--- Begin Extracted entries ---

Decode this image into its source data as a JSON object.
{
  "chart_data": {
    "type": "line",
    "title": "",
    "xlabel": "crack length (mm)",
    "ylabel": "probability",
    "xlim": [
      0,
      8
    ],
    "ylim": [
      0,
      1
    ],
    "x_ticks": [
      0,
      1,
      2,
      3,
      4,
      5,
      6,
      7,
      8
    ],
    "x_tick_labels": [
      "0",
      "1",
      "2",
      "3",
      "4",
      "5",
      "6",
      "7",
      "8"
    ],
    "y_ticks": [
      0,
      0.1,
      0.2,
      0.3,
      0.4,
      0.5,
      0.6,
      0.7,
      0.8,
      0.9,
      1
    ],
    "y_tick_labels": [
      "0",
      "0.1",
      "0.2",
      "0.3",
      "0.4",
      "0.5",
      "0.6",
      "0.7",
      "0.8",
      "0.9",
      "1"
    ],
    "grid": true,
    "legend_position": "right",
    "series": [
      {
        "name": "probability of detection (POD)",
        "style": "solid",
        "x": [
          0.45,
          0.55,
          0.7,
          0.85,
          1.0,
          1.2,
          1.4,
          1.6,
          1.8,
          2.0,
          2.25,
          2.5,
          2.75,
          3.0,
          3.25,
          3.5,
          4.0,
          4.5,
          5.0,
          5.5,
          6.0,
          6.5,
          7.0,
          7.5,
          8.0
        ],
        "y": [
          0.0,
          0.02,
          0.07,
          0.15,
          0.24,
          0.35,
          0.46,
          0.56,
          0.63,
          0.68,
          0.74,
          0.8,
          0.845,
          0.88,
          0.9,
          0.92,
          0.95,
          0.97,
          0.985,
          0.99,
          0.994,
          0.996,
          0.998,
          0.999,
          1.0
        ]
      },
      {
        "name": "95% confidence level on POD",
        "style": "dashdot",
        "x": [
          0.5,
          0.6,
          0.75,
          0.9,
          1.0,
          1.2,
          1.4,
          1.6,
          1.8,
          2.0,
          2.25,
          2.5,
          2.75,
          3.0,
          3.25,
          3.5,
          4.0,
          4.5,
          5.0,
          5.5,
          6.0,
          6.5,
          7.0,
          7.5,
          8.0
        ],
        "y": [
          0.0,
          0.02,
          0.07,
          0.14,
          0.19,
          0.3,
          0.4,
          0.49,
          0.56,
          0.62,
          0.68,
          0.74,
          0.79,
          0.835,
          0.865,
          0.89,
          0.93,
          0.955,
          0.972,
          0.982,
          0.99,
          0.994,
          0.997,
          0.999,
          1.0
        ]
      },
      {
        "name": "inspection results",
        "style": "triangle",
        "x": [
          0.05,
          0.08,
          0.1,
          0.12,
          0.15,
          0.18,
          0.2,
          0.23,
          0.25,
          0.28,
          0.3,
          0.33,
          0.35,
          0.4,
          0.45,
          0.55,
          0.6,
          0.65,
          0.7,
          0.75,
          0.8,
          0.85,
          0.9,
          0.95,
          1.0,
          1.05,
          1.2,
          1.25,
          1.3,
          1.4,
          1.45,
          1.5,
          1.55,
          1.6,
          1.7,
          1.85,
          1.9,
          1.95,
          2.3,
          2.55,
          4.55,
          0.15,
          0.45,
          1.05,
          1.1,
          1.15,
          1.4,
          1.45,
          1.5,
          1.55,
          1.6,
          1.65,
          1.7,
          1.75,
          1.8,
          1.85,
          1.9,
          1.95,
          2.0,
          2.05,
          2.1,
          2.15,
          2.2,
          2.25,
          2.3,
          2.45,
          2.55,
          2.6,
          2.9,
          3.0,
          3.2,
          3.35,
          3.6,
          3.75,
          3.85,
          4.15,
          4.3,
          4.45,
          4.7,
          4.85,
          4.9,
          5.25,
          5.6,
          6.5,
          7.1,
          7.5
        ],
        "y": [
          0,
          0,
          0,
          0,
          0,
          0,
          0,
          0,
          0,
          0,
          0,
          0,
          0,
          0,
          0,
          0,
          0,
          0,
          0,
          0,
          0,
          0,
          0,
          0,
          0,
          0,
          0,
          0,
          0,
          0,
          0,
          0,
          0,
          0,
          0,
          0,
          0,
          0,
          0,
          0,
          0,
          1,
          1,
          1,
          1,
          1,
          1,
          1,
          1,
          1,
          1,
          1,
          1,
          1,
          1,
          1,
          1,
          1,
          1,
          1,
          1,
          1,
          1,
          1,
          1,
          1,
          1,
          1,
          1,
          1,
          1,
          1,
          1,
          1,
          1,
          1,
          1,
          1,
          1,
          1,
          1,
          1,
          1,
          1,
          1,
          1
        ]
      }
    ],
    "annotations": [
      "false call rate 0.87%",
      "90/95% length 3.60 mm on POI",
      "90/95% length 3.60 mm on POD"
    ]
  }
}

--- End Extracted entries ---

Written problem
Copy each line of the data exactly, leaving nothing out.

Finished task
Decode this image into its source data as a JSON object.
{
  "chart_data": {
    "type": "line",
    "title": "",
    "xlabel": "crack length (mm)",
    "ylabel": "probability",
    "xlim": [
      0,
      8
    ],
    "ylim": [
      0,
      1
    ],
    "x_ticks": [
      0,
      1,
      2,
      3,
      4,
      5,
      6,
      7,
      8
    ],
    "x_tick_labels": [
      "0",
      "1",
      "2",
      "3",
      "4",
      "5",
      "6",
      "7",
      "8"
    ],
    "y_ticks": [
      0,
      0.1,
      0.2,
      0.3,
      0.4,
      0.5,
      0.6,
      0.7,
      0.8,
      0.9,
      1
    ],
    "y_tick_labels": [
      "0",
      "0.1",
      "0.2",
      "0.3",
      "0.4",
      "0.5",
      "0.6",
      "0.7",
      "0.8",
      "0.9",
      "1"
    ],
    "grid": true,
    "legend_position": "right",
    "series": [
      {
        "name": "probability of detection (POD)",
        "style": "solid",
        "x": [
          0.45,
          0.55,
          0.7,
          0.85,
          1.0,
          1.2,
          1.4,
          1.6,
          1.8,
          2.0,
          2.25,
          2.5,
          2.75,
          3.0,
          3.25,
          3.5,
          4.0,
          4.5,
          5.0,
          5.5,
          6.0,
          6.5,
          7.0,
          7.5,
          8.0
        ],
        "y": [
          0.0,
          0.02,
          0.07,
          0.15,
          0.24,
          0.35,
          0.46,
          0.56,
          0.63,
          0.68,
          0.74,
          0.8,
          0.845,
          0.88,
          0.9,
          0.92,
          0.95,
          0.97,
          0.985,
          0.99,
          0.994,
          0.996,
          0.998,
          0.999,
          1.0
        ]
      },
      {
        "name": "95% confidence level on POD",
        "style": "dashdot",
        "x": [
          0.5,
          0.6,
          0.75,
          0.9,
          1.0,
          1.2,
          1.4,
          1.6,
          1.8,
          2.0,
          2.25,
          2.5,
          2.75,
          3.0,
          3.25,
          3.5,
          4.0,
          4.5,
          5.0,
          5.5,
          6.0,
          6.5,
          7.0,
          7.5,
          8.0
        ],
        "y": [
          0.0,
          0.02,
          0.07,
          0.14,
          0.19,
          0.3,
          0.4,
          0.49,
          0.56,
          0.62,
          0.68,
          0.74,
          0.79,
          0.835,
          0.865,
          0.89,
          0.93,
          0.955,
          0.972,
          0.982,
          0.99,
          0.994,
          0.997,
          0.999,
          1.0
        ]
      },
      {
        "name": "inspection results",
        "style": "triangle",
        "x": [
          0.05,
          0.08,
          0.1,
          0.12,
          0.15,
          0.18,
          0.2,
          0.23,
          0.25,
          0.28,
          0.3,
          0.33,
          0.35,
          0.4,
          0.45,
          0.55,
          0.6,
          0.65,
          0.7,
          0.75,
          0.8,
          0.85,
          0.9,
          0.95,
          1.0,
          1.05,
          1.2,
          1.25,
          1.3,
          1.4,
          1.45,
          1.5,
          1.55,
          1.6,
          1.7,
          1.85,
          1.9,
          1.95,
          2.3,
          2.55,
          4.55,
          0.15,
          0.45,
          1.05,
          1.1,
          1.15,
          1.4,
          1.45,
          1.5,
          1.55,
          1.6,
          1.65,
          1.7,
          1.75,
          1.8,
          1.85,
          1.9,
          1.95,
          2.0,
          2.05,
          2.1,
          2.15,
          2.2,
          2.25,
          2.3,
          2.45,
          2.55,
          2.6,
          2.9,
          3.0,
          3.2,
          3.35,
          3.6,
          3.75,
          3.85,
          4.15,
          4.3,
          4.45,
          4.7,
          4.85,
          4.9,
          5.25,
          5.6,
          6.5,
          7.1,
          7.5
        ],
        "y": [
          0,
          0,
          0,
          0,
          0,
          0,
          0,
          0,
          0,
          0,
          0,
          0,
          0,
          0,
          0,
          0,
          0,
          0,
          0,
          0,
          0,
          0,
          0,
          0,
          0,
          0,
          0,
          0,
          0,
          0,
          0,
          0,
          0,
          0,
          0,
          0,
          0,
          0,
          0,
          0,
          0,
          1,
          1,
          1,
          1,
          1,
          1,
          1,
          1,
          1,
          1,
          1,
          1,
          1,
          1,
          1,
          1,
          1,
          1,
          1,
          1,
          1,
          1,
          1,
          1,
          1,
          1,
          1,
          1,
          1,
          1,
          1,
          1,
          1,
          1,
          1,
          1,
          1,
          1,
          1,
          1,
          1,
          1,
          1,
          1,
          1
        ]
      }
    ],
    "annotations": [
      "false call rate 0.87%",
      "90/95% length 3.60 mm on POI",
      "90/95% length 3.60 mm on POD"
    ]
  }
}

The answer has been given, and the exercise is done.